* Begin RECORD LIST *

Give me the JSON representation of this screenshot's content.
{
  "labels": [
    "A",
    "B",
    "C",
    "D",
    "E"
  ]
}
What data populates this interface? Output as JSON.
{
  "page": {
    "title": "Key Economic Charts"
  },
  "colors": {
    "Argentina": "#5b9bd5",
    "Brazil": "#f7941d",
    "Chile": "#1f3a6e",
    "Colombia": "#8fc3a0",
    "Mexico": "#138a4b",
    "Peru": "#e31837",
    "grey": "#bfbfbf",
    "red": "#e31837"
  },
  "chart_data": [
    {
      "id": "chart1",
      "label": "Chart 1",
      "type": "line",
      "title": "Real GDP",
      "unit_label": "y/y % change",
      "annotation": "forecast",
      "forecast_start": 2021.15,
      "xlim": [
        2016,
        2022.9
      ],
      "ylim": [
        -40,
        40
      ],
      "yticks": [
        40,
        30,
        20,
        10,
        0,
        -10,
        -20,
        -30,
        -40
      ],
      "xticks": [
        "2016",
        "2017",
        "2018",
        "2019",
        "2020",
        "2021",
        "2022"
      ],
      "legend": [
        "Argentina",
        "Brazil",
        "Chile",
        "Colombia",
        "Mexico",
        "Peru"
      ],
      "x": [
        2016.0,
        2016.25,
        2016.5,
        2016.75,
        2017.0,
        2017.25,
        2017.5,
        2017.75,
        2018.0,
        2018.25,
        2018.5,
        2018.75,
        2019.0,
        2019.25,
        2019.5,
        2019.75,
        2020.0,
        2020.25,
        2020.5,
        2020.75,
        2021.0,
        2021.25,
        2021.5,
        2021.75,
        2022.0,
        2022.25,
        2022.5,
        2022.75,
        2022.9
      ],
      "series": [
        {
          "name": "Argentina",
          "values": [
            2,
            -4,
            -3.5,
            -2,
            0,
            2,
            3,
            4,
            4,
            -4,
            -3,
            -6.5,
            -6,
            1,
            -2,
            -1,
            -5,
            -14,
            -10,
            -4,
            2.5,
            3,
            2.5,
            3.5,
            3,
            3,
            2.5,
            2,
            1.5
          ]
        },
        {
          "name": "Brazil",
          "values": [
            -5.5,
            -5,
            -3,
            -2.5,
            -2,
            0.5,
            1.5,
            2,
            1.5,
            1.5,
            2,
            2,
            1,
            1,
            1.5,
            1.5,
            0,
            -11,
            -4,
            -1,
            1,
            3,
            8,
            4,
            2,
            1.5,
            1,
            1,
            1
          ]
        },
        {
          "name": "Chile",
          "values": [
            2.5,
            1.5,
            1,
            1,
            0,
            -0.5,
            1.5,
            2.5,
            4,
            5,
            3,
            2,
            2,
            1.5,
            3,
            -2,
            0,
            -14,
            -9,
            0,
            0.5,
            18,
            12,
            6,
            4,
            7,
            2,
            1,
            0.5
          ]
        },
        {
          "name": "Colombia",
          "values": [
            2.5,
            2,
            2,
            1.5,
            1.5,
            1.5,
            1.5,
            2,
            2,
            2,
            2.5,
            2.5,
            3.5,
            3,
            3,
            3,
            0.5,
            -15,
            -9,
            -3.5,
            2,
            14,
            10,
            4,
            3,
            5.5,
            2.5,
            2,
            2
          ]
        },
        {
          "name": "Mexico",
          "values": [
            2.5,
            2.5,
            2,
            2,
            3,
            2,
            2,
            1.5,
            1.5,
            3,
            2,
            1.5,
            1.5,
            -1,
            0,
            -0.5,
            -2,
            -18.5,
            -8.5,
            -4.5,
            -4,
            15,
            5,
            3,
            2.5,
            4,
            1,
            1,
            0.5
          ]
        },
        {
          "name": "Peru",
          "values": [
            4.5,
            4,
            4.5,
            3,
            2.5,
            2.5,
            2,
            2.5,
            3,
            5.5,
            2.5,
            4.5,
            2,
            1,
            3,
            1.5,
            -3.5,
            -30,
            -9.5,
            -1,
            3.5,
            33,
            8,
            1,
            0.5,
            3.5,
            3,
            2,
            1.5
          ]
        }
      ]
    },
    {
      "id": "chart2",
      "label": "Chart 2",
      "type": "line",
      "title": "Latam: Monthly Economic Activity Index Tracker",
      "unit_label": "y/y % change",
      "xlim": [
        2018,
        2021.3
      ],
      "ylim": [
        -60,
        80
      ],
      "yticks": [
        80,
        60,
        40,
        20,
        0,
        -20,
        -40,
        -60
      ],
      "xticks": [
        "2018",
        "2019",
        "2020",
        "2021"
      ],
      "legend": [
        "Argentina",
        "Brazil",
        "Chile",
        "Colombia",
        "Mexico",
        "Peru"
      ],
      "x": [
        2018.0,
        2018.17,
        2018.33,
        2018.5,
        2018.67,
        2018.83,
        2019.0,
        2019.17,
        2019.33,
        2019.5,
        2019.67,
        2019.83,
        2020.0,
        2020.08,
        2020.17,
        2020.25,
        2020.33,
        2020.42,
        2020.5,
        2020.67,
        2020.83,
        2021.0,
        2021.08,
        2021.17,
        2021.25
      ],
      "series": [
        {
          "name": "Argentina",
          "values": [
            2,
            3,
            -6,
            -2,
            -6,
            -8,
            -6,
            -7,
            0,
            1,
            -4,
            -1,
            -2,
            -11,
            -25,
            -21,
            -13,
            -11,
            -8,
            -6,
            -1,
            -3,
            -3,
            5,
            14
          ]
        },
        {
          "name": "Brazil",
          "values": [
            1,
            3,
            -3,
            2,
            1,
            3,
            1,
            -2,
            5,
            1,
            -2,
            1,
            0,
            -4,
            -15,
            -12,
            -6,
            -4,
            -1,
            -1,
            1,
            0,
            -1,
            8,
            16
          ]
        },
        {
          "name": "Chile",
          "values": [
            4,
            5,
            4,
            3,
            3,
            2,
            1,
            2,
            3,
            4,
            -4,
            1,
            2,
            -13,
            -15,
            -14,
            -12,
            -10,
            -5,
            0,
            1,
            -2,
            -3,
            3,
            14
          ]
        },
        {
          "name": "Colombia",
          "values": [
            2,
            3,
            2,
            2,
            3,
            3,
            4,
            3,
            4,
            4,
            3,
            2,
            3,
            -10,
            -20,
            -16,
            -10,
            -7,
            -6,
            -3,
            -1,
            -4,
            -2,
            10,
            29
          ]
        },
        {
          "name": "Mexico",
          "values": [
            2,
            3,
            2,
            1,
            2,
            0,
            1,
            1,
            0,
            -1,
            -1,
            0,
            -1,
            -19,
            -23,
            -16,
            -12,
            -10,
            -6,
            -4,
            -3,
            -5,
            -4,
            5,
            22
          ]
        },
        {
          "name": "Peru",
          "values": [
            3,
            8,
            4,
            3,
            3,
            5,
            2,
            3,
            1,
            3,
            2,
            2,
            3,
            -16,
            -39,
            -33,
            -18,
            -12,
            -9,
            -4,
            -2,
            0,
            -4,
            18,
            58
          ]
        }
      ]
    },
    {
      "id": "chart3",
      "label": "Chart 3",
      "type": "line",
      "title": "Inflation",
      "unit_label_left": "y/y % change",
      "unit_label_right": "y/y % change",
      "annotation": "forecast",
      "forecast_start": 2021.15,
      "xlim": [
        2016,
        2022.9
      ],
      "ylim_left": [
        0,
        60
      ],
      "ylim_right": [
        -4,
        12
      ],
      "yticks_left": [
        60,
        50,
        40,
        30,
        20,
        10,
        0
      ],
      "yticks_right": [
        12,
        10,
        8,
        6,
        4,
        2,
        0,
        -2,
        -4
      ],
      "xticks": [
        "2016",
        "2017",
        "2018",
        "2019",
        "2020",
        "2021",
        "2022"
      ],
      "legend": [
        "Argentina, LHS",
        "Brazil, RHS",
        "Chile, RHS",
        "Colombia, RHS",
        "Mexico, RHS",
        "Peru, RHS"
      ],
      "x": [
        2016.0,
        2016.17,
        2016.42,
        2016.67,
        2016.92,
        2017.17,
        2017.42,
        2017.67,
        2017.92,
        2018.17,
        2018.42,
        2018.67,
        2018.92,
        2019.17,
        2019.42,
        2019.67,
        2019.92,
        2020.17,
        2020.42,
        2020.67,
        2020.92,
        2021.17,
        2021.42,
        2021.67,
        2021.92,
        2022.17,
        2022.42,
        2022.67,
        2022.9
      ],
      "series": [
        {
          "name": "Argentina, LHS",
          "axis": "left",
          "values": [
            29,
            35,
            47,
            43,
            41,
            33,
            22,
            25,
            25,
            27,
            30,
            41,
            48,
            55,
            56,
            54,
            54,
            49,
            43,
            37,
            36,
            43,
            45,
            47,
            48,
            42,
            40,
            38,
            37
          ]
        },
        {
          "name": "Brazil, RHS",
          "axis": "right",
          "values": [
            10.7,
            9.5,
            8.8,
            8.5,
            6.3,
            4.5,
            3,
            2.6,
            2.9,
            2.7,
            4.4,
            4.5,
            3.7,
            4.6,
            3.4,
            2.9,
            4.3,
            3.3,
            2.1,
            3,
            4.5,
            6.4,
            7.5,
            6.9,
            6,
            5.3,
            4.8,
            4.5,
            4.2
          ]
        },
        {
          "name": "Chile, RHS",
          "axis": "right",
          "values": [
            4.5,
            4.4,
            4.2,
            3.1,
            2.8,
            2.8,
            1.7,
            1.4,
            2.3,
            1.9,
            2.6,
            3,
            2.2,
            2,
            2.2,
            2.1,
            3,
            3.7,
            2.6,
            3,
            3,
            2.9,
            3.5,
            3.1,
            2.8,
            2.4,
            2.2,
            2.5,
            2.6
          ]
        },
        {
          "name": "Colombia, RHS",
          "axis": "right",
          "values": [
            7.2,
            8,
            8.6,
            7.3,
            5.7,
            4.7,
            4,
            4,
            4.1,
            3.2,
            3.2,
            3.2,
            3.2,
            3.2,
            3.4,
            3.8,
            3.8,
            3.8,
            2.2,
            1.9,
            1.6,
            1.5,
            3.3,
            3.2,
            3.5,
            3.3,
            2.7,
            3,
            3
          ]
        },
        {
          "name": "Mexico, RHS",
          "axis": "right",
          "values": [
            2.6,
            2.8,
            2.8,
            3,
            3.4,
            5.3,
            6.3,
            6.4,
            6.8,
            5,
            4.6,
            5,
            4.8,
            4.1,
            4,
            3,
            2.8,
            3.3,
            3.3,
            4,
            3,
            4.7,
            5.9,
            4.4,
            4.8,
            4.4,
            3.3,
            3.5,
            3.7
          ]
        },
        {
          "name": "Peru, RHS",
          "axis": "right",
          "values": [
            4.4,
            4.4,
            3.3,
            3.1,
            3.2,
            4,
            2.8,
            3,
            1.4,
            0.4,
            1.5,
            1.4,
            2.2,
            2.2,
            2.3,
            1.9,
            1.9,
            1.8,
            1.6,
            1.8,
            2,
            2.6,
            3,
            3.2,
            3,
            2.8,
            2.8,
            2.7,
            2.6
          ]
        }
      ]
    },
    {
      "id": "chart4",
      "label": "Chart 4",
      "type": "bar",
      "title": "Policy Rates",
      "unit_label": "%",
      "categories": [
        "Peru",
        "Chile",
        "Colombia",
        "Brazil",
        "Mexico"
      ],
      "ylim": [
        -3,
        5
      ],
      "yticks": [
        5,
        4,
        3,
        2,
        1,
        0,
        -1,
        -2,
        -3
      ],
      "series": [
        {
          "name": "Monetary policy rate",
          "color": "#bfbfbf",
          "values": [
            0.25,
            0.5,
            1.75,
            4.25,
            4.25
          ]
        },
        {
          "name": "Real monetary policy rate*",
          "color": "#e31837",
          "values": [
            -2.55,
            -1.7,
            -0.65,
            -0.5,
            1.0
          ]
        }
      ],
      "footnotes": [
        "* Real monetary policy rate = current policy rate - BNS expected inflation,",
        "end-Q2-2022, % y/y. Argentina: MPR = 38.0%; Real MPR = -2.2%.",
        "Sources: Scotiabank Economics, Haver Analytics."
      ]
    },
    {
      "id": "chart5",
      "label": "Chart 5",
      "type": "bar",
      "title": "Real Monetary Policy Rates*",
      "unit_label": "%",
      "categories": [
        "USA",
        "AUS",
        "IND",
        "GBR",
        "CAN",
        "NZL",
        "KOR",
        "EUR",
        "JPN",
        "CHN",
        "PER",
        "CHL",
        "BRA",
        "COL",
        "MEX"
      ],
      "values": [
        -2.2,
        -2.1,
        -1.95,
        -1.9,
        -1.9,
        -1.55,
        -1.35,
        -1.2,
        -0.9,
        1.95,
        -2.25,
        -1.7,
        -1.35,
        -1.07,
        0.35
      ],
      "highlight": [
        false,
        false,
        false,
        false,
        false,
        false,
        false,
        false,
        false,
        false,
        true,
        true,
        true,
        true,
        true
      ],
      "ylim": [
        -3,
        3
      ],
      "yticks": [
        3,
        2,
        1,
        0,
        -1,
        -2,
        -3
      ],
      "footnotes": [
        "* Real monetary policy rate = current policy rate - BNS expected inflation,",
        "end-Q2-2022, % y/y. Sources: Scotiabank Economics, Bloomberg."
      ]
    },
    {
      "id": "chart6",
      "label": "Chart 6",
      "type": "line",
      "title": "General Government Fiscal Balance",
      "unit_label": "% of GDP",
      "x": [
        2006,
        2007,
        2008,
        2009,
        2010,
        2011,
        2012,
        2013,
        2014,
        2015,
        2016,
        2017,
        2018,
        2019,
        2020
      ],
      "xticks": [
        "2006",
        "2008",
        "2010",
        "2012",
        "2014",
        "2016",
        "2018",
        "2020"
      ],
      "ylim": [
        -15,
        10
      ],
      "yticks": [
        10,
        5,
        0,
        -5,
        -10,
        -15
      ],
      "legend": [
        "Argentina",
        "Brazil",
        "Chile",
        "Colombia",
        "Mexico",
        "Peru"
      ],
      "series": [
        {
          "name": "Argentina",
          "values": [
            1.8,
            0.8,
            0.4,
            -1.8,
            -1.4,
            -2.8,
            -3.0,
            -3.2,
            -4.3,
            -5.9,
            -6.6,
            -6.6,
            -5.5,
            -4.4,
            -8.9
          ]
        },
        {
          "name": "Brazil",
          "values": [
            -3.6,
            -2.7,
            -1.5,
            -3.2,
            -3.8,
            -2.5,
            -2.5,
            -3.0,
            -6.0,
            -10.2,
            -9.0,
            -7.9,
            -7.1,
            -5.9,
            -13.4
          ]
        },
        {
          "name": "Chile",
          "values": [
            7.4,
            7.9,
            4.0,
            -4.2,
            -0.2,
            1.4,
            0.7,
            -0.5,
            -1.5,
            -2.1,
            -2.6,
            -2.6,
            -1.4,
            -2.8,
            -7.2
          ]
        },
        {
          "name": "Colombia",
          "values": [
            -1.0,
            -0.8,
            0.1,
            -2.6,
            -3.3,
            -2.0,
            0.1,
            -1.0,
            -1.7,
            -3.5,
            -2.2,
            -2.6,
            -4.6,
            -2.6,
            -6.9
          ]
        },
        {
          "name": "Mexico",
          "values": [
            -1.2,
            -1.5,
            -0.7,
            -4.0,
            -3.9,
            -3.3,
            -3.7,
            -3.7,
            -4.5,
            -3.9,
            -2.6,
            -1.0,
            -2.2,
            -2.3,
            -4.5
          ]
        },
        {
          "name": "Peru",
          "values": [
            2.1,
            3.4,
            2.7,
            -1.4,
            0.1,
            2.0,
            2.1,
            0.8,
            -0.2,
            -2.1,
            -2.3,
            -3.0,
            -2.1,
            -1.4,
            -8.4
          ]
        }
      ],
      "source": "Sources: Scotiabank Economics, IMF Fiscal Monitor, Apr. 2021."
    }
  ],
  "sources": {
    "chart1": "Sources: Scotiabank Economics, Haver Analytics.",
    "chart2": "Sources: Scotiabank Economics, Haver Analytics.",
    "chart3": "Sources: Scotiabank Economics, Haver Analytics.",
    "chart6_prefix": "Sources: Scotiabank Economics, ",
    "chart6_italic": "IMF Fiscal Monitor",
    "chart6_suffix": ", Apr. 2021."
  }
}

* End RECORD LIST *

WRITTEN EXERCISE:
Scan the listing above for the word "Real" and copy every line that holds it.

SOLUTION FOR THIS TASK:
      "title": "Real GDP",
          "name": "Real monetary policy rate*",
        "* Real monetary policy rate = current policy rate - BNS expected inflation,",
        "end-Q2-2022, % y/y. Argentina: MPR = 38.0%; Real MPR = -2.2%.",
      "title": "Real Monetary Policy Rates*",
        "* Real monetary policy rate = current policy rate - BNS expected inflation,",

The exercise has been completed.